▶ [Instructions for the task]
Report the number of lines where the string "JSON" occurs, and write nothing else.

(Collected data entries)
————

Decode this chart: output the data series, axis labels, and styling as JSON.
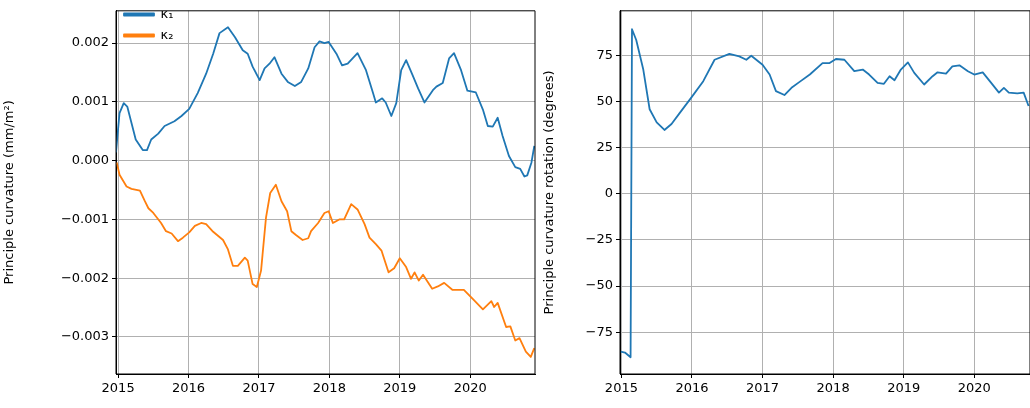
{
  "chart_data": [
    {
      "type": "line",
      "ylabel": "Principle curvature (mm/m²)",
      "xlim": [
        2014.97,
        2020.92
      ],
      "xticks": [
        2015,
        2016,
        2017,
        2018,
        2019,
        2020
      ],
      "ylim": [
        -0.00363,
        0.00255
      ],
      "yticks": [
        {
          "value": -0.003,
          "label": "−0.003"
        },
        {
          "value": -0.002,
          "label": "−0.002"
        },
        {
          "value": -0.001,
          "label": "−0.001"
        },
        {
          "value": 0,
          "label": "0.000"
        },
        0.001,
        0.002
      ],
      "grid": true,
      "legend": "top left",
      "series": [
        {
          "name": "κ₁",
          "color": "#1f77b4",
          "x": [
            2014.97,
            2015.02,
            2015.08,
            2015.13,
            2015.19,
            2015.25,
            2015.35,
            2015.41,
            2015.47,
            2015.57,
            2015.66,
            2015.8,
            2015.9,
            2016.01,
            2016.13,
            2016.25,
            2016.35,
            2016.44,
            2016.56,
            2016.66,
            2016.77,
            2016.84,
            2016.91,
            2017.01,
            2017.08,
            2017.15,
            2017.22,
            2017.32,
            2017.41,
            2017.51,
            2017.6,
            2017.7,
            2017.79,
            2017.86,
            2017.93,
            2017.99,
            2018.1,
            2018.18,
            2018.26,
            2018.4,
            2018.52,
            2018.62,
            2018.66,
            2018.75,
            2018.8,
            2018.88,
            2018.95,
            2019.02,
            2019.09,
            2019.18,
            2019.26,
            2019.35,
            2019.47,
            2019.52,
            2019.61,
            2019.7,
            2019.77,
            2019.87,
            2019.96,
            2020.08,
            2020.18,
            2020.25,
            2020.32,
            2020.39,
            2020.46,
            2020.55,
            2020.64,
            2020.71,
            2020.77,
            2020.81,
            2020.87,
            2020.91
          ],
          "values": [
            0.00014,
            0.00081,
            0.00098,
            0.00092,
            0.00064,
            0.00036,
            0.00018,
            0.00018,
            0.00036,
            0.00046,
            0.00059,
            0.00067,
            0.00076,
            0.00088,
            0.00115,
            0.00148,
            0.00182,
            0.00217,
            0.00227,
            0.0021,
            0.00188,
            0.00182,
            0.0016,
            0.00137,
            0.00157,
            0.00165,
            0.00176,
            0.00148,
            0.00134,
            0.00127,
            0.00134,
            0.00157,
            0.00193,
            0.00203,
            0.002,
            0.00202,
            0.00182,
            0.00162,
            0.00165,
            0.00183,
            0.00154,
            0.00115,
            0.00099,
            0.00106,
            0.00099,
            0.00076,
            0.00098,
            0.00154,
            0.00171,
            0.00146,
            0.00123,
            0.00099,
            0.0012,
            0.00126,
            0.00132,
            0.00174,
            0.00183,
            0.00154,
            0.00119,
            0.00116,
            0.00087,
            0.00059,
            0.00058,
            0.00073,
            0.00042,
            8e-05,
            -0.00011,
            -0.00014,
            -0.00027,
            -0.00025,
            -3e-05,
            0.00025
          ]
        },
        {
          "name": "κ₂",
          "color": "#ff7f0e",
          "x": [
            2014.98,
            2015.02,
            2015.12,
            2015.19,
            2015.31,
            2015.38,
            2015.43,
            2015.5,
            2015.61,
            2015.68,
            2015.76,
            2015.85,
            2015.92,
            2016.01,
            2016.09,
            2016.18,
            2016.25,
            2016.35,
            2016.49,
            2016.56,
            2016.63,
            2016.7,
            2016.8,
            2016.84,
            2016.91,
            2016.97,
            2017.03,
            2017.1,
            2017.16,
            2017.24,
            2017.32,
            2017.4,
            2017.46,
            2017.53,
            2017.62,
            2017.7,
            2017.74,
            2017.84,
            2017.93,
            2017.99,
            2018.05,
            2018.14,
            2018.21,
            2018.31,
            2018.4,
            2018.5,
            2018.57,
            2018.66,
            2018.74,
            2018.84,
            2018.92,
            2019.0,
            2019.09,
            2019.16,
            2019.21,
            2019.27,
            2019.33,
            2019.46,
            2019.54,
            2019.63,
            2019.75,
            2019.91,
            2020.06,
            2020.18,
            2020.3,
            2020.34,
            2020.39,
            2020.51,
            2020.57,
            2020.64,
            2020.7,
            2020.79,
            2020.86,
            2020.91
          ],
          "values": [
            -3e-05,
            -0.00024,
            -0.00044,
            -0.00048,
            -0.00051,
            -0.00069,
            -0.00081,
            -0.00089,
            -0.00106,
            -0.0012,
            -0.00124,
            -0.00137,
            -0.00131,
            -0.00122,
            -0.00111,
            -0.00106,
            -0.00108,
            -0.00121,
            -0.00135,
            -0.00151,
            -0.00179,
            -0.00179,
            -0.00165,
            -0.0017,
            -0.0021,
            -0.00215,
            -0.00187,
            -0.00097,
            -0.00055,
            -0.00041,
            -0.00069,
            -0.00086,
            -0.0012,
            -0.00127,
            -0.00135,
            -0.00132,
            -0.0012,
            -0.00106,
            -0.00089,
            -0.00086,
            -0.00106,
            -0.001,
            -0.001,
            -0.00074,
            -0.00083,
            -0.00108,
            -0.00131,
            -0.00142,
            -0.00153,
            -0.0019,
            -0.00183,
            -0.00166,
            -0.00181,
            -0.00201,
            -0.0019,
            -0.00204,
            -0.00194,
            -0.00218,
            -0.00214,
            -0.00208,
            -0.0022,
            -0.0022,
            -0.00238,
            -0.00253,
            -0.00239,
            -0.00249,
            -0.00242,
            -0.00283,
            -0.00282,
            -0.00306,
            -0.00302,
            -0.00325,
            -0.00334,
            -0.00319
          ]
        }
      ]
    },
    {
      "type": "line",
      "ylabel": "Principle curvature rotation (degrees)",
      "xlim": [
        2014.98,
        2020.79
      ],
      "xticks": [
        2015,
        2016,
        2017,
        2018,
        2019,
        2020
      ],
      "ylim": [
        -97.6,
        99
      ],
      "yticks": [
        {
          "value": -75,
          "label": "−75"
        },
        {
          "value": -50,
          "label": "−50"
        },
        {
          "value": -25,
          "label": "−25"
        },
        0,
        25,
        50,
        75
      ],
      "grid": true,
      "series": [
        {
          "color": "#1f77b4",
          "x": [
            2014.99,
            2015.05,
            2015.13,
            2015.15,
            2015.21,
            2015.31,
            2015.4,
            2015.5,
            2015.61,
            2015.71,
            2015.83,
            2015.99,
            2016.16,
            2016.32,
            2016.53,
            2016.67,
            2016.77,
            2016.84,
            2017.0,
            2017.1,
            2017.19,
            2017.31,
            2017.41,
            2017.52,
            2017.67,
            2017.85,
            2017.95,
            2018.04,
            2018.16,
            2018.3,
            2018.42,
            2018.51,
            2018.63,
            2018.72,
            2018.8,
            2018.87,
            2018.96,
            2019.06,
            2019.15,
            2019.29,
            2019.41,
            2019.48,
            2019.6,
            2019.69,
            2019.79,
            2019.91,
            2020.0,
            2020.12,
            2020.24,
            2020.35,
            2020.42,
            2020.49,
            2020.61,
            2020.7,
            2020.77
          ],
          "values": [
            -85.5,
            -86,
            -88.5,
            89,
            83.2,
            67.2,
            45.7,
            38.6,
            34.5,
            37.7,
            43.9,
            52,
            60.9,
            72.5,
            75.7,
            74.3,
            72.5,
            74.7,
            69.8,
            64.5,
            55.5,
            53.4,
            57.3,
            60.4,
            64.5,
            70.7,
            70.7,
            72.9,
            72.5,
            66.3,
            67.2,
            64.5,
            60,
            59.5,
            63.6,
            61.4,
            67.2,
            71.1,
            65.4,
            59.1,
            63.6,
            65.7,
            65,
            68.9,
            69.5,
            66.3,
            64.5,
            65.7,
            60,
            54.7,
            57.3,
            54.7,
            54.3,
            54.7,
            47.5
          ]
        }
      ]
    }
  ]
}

————

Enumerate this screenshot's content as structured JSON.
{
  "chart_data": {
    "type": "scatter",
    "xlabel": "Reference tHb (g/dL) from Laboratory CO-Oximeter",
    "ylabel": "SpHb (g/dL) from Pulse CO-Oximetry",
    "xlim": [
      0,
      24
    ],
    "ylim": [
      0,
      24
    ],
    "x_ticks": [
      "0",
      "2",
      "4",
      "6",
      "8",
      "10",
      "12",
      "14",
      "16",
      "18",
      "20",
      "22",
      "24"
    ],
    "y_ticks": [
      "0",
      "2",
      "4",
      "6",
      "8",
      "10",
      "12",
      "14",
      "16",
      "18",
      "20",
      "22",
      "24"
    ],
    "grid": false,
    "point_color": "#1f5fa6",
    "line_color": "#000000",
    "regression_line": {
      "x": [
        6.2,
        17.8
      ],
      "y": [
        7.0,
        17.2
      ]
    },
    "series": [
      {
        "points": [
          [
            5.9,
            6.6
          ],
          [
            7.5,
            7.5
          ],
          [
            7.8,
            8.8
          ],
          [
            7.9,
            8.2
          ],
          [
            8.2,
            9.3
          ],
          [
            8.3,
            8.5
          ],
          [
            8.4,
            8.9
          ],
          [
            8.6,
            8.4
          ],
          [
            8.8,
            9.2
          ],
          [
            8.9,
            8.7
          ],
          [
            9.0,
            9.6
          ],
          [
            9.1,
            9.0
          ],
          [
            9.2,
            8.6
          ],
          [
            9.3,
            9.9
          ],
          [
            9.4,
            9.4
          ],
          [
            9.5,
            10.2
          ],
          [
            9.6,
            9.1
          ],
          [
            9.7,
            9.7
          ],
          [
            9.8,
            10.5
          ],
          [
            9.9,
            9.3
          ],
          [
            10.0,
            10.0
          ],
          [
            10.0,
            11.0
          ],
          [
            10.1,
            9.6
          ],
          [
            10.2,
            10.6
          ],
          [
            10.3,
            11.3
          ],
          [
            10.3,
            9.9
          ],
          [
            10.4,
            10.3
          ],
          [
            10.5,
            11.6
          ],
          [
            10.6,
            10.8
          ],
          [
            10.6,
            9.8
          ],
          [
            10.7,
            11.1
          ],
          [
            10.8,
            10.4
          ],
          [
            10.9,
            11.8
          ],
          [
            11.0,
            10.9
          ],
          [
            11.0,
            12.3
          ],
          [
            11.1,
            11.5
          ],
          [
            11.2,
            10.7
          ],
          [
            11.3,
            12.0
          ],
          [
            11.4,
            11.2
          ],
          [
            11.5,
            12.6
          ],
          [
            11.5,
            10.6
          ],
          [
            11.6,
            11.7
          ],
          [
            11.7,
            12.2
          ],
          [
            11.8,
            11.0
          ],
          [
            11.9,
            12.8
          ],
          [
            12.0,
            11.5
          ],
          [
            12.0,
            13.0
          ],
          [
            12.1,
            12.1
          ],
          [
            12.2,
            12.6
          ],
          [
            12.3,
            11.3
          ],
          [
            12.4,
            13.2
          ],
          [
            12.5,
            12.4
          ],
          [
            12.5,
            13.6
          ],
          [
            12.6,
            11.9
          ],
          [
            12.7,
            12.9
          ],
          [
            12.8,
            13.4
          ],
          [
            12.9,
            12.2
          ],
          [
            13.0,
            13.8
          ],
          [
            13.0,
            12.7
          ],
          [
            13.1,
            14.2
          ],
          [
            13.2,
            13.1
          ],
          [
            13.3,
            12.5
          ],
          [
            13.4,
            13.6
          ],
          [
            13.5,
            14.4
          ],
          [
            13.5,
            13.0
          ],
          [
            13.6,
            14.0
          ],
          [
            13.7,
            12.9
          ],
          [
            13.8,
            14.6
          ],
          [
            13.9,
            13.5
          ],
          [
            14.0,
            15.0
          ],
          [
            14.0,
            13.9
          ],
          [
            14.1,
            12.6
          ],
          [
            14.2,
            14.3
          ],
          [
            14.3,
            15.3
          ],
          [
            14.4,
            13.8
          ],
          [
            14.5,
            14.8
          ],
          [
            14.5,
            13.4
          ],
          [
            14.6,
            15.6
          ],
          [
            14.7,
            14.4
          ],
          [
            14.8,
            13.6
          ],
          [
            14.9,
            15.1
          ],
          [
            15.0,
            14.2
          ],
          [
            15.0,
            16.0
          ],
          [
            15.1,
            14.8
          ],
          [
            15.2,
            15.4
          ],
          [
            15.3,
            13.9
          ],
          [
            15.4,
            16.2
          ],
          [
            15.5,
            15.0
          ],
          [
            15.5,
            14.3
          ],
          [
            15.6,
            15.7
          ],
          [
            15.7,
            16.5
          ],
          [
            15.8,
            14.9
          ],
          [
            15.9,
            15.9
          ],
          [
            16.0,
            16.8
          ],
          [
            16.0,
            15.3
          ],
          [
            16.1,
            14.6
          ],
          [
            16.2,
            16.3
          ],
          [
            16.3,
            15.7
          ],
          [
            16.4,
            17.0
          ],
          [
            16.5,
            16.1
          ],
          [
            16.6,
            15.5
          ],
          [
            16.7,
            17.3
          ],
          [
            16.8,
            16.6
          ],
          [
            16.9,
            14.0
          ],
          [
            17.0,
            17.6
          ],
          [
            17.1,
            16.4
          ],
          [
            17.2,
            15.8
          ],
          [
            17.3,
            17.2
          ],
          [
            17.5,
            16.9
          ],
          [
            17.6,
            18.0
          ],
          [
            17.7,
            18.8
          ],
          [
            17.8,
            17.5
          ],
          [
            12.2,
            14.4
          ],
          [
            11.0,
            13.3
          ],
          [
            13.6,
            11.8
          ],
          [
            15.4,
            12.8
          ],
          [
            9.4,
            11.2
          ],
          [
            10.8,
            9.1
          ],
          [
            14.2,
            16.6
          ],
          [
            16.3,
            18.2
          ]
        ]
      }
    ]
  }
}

————

▶ [Written response]
2